● Set task
In the data that follows, count the lines in which the word "mehr" occurs, and report that figure alone.

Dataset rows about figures
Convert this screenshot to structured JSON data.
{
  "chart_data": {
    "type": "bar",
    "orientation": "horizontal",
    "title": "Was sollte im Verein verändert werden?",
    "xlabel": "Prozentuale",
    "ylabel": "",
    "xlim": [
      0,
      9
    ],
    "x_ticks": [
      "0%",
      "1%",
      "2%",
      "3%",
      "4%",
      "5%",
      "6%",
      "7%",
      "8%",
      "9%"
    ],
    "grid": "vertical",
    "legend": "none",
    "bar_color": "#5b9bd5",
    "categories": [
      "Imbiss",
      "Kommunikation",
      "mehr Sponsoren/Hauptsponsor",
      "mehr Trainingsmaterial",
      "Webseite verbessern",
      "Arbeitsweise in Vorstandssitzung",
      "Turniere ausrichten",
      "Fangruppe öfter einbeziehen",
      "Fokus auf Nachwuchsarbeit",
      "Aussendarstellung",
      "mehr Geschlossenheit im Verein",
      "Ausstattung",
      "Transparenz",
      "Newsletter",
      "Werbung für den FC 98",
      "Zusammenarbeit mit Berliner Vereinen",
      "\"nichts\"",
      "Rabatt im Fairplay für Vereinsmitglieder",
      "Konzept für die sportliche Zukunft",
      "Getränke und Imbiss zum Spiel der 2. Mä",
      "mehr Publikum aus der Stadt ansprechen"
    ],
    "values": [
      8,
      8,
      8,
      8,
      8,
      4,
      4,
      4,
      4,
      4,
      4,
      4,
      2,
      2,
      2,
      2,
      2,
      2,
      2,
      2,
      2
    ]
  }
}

● The result
4